* [Request]
Find every line of the listing below where "title" appears, and copy it.

***

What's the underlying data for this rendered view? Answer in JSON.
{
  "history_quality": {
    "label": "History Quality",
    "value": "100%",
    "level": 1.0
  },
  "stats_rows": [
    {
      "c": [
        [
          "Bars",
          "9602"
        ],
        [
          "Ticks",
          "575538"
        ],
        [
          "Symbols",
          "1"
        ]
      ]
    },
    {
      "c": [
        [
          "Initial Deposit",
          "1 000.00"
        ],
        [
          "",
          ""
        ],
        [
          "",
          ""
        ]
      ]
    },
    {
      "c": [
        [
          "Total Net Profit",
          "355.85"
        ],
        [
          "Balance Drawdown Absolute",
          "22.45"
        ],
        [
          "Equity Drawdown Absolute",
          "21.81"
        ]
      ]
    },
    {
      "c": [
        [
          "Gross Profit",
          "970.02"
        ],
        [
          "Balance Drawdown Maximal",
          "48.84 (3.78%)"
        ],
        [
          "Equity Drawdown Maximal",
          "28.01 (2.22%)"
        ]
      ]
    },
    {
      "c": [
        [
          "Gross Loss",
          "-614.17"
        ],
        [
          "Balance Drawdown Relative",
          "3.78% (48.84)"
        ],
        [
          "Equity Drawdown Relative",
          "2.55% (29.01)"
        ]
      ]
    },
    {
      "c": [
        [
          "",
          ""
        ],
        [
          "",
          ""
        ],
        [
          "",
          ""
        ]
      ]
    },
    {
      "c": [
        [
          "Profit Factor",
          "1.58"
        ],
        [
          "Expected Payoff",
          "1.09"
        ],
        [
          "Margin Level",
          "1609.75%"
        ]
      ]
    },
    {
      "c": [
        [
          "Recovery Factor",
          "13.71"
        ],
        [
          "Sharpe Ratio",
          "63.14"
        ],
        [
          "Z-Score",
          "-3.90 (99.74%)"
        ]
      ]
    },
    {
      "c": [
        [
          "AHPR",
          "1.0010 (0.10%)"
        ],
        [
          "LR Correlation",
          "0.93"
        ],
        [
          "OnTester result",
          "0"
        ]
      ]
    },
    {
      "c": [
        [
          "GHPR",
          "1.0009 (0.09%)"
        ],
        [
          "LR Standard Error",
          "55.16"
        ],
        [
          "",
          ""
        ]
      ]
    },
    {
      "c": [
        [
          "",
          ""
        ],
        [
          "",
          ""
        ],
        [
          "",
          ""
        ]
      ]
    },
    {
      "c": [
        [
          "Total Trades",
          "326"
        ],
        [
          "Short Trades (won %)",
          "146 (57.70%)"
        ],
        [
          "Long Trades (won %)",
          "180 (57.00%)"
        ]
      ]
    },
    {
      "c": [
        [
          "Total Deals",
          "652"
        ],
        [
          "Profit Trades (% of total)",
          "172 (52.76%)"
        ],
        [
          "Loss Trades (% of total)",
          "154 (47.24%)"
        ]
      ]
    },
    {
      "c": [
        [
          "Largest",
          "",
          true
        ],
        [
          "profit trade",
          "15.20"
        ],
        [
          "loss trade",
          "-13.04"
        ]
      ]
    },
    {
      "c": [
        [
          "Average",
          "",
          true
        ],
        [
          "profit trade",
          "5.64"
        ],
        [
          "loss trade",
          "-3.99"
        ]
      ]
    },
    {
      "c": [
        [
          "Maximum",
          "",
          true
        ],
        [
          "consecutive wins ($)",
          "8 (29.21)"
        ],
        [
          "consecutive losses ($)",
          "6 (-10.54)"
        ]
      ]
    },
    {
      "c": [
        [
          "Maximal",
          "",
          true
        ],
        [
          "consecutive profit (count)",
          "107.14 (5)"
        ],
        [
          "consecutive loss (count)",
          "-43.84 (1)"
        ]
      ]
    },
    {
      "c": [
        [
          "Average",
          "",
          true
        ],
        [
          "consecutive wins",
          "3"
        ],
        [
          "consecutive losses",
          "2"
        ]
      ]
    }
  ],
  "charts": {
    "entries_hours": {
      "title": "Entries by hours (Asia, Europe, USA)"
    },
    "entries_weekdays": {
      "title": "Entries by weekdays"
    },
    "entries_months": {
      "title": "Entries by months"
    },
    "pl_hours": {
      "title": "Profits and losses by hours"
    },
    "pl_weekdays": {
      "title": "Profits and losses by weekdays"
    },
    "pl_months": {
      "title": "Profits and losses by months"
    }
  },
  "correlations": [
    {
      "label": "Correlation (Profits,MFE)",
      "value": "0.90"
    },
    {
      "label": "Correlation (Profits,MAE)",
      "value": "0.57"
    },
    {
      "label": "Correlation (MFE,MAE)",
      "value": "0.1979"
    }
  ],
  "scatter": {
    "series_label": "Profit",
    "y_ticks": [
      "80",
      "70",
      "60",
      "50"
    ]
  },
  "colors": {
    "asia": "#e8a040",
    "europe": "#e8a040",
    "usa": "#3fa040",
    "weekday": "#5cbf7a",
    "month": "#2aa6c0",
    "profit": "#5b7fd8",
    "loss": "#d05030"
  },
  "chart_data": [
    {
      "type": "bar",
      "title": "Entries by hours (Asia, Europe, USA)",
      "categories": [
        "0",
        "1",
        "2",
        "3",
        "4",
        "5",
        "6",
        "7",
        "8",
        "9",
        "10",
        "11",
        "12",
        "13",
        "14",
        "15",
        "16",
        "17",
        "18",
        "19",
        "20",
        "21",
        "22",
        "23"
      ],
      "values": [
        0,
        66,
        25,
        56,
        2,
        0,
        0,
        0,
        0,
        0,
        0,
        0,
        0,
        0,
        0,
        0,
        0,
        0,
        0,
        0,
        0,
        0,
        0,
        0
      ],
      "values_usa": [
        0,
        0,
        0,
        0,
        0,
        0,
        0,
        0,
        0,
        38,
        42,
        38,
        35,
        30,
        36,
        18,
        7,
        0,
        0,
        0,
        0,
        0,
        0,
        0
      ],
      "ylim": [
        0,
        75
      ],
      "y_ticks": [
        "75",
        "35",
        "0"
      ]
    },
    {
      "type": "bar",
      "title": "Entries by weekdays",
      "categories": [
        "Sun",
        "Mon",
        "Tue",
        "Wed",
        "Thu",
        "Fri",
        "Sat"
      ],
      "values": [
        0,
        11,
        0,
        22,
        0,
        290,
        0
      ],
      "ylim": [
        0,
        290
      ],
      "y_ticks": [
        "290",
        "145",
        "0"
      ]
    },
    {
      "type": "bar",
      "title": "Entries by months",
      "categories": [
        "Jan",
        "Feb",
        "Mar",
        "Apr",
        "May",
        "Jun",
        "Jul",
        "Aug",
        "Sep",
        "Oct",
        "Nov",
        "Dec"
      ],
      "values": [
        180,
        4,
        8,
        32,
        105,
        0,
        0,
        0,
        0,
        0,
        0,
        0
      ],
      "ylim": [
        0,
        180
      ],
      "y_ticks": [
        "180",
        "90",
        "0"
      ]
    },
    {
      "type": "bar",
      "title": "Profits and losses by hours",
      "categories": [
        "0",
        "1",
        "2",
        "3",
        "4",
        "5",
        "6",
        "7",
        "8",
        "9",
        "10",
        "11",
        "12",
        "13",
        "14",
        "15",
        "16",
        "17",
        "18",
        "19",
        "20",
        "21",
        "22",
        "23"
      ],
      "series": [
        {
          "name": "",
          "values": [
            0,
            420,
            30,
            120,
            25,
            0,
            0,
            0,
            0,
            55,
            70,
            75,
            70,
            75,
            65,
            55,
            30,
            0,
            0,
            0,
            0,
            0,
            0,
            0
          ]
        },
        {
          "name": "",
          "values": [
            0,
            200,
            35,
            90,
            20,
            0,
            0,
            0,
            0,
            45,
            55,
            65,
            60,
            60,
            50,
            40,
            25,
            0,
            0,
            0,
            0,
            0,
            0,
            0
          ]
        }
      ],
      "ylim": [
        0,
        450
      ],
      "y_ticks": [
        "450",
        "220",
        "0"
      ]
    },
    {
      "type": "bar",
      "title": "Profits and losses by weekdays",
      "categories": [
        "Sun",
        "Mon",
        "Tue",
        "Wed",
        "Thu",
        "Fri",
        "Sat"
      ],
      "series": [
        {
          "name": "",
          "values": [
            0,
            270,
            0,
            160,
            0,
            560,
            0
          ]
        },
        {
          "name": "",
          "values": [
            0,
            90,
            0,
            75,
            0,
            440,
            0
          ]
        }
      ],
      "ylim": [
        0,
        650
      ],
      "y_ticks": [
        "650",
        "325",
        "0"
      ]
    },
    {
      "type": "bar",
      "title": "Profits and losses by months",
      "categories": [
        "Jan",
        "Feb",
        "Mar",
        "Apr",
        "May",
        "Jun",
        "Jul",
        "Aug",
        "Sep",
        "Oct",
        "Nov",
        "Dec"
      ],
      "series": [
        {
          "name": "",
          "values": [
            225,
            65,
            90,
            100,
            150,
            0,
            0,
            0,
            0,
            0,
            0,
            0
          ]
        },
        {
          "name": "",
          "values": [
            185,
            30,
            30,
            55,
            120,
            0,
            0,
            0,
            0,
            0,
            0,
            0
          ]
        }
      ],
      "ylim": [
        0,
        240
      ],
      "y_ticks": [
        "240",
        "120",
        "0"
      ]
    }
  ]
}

***

* [Exercise result]
      "title": "Entries by hours (Asia, Europe, USA)"
      "title": "Entries by weekdays"
      "title": "Entries by months"
      "title": "Profits and losses by hours"
      "title": "Profits and losses by weekdays"
      "title": "Profits and losses by months"
      "title": "Entries by hours (Asia, Europe, USA)",
      "title": "Entries by weekdays",
      "title": "Entries by months",
      "title": "Profits and losses by hours",
      "title": "Profits and losses by weekdays",
      "title": "Profits and losses by months",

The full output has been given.